— Start MATERIAL PROVIDED —

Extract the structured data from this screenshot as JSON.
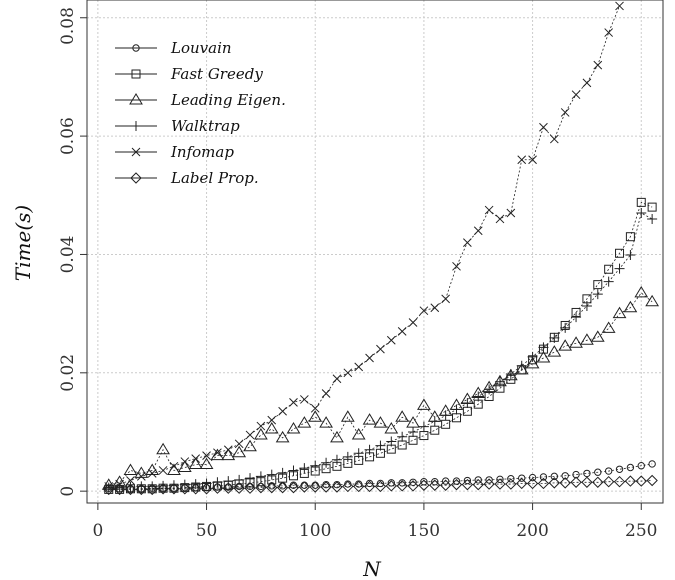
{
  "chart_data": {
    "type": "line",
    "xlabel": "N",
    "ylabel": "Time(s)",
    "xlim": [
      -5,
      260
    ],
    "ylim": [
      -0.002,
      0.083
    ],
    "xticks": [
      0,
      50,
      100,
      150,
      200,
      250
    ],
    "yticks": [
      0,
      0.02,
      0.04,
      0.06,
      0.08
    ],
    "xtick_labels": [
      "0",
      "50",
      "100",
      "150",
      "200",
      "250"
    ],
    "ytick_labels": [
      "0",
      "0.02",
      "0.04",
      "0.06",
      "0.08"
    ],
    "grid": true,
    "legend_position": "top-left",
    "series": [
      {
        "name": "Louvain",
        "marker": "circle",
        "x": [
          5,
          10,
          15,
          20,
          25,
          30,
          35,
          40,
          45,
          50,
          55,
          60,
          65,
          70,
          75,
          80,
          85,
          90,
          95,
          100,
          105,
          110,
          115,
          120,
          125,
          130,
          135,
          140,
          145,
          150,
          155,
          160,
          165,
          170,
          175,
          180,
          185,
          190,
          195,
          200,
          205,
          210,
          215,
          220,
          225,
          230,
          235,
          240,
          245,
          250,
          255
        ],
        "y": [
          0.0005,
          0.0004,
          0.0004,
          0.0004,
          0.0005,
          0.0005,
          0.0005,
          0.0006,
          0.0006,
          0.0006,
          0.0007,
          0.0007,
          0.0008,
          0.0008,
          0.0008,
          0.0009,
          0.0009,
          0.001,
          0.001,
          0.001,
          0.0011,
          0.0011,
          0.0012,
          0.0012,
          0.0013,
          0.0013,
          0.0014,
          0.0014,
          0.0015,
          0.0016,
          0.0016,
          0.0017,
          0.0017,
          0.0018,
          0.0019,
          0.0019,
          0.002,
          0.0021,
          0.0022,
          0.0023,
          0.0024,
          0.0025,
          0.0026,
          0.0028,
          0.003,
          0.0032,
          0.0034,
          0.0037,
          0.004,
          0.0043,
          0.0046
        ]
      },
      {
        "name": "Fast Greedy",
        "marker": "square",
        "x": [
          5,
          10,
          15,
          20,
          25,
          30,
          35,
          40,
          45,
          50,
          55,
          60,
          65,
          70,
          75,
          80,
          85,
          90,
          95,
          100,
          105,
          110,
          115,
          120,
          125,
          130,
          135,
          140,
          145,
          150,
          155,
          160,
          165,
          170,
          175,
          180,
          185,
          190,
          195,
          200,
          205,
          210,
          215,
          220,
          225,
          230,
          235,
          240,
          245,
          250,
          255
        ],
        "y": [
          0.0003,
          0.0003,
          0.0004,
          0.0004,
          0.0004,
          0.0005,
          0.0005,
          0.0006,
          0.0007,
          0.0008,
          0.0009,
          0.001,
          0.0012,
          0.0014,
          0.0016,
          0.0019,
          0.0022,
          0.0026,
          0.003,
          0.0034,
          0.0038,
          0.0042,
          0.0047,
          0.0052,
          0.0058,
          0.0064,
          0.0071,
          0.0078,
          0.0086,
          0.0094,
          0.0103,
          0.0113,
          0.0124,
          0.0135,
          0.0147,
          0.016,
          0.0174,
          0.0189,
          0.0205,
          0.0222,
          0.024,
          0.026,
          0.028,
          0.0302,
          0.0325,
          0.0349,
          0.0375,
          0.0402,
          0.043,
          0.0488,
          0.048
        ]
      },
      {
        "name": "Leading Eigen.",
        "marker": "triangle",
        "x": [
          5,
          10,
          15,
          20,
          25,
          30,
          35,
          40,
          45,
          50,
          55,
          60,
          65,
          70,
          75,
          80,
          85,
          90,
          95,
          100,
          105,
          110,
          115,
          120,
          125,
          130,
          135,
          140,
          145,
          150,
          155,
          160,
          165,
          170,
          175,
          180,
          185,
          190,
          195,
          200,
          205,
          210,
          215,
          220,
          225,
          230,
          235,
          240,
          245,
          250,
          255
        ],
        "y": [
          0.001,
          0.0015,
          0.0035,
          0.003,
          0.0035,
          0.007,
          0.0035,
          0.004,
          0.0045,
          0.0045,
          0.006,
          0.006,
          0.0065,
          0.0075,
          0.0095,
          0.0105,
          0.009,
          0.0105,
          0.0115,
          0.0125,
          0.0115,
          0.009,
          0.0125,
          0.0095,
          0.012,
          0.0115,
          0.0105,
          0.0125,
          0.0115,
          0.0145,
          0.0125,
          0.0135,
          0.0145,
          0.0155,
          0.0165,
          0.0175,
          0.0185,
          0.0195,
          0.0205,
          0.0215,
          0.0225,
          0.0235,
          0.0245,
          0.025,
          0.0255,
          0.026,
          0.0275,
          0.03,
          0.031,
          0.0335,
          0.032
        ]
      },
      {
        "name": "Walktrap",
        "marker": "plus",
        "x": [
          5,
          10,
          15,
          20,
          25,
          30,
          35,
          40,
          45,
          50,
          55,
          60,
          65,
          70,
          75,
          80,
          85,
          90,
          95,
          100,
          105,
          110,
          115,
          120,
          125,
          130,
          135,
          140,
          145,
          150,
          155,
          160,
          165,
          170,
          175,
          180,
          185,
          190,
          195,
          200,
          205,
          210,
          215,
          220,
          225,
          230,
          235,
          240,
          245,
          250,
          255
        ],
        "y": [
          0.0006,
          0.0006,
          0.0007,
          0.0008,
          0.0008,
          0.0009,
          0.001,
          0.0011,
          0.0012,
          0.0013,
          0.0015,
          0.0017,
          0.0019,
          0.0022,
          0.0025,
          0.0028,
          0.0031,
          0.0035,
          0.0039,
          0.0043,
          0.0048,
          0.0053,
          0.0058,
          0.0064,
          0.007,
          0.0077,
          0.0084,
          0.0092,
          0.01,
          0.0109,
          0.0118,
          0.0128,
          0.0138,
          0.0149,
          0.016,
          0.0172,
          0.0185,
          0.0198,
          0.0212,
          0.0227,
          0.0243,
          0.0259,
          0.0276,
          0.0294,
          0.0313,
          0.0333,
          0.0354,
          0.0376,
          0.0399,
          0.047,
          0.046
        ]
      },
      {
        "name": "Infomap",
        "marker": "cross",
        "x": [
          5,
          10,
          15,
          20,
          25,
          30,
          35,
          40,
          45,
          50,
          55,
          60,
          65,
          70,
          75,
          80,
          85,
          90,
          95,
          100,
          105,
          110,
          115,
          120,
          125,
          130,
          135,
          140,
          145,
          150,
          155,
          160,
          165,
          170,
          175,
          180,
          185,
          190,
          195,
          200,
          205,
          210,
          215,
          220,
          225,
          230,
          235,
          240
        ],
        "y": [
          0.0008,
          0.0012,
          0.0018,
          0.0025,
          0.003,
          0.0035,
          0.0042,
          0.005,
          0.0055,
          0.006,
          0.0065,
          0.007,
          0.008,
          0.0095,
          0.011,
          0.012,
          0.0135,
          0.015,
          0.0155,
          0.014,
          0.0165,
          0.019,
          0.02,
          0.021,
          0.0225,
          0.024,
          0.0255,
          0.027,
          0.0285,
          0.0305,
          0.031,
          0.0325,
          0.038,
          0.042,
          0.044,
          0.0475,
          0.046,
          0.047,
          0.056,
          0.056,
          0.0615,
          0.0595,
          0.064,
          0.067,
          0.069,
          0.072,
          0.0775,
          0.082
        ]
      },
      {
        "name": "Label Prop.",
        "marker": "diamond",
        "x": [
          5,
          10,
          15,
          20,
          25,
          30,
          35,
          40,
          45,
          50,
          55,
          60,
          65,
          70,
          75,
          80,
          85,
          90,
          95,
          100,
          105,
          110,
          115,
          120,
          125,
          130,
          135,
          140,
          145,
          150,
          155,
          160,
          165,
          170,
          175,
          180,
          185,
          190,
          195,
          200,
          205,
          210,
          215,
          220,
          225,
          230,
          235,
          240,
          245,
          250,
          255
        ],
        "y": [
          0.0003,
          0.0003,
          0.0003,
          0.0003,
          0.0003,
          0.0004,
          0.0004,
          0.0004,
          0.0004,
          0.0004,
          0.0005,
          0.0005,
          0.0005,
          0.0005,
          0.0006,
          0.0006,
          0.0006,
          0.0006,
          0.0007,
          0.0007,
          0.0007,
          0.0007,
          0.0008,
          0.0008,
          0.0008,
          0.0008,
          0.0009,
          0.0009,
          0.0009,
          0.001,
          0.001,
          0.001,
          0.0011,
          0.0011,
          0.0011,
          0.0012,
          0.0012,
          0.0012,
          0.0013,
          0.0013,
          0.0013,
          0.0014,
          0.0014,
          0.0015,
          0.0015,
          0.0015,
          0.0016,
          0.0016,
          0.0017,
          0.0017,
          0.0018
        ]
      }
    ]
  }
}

— End MATERIAL PROVIDED —

WHAT THE TASK ASKS: Identify the lines in the entries above that contain "marker", then copy them out.

REPLY TO THE TASK:
        "marker": "circle",
        "marker": "square",
        "marker": "triangle",
        "marker": "plus",
        "marker": "cross",
        "marker": "diamond",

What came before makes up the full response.